# Task to carry out
Filter out everything except lines holding "path".
*-*-*
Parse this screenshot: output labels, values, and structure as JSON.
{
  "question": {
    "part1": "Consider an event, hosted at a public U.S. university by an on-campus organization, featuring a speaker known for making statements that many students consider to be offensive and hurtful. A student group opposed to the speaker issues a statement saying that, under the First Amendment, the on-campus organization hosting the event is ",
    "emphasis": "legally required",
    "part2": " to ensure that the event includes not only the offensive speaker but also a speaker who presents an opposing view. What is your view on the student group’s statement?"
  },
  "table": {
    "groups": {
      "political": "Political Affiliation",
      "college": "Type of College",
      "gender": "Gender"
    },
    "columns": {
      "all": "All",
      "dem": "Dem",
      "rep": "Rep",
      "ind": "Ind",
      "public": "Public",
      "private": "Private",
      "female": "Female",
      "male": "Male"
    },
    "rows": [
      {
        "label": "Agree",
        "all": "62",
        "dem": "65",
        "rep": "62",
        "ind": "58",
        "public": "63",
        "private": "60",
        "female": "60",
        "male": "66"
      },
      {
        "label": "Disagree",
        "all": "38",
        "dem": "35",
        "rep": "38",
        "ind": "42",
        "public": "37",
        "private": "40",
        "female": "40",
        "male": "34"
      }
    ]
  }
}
*-*-*
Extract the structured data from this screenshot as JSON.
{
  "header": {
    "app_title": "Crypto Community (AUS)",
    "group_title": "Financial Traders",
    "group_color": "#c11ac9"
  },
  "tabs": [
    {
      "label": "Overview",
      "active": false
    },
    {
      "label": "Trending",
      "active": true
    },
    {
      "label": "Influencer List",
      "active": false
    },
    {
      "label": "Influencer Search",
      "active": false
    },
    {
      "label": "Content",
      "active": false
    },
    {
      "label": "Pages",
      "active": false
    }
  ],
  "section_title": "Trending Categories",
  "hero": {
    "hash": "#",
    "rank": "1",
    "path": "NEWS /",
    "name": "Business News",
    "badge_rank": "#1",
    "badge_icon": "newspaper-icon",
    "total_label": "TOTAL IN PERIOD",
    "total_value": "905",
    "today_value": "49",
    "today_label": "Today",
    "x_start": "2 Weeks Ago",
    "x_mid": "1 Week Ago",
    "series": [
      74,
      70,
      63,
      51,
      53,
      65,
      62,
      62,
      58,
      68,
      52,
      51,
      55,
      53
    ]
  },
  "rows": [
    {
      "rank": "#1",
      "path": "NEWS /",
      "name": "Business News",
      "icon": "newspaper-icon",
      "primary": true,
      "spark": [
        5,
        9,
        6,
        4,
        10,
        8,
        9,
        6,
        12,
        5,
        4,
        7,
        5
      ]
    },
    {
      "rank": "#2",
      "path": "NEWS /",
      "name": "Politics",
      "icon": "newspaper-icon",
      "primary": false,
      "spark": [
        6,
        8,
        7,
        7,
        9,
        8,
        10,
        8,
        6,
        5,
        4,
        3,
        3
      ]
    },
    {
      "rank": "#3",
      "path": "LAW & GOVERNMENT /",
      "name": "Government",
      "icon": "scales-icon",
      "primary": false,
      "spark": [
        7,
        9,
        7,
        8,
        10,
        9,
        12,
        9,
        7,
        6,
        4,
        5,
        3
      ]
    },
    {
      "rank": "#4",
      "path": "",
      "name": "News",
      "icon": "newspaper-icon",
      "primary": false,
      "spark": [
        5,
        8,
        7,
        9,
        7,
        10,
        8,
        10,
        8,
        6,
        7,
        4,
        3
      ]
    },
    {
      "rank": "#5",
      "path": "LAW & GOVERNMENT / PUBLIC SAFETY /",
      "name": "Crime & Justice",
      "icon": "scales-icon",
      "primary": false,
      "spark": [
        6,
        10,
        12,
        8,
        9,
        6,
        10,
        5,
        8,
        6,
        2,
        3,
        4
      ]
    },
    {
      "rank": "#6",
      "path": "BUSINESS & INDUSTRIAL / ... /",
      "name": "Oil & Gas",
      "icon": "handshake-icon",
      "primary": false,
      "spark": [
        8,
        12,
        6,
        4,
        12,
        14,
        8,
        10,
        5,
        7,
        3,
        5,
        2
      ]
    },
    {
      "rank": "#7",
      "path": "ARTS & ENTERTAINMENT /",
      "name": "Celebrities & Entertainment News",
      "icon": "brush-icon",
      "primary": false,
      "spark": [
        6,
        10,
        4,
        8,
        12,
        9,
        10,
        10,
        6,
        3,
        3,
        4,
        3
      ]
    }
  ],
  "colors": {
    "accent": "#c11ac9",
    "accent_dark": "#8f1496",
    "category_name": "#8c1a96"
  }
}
*-*-*
# Correct response
    "path": "NEWS /",
      "path": "NEWS /",
      "path": "NEWS /",
      "path": "LAW & GOVERNMENT /",
      "path": "",
      "path": "LAW & GOVERNMENT / PUBLIC SAFETY /",
      "path": "BUSINESS & INDUSTRIAL / ... /",
      "path": "ARTS & ENTERTAINMENT /",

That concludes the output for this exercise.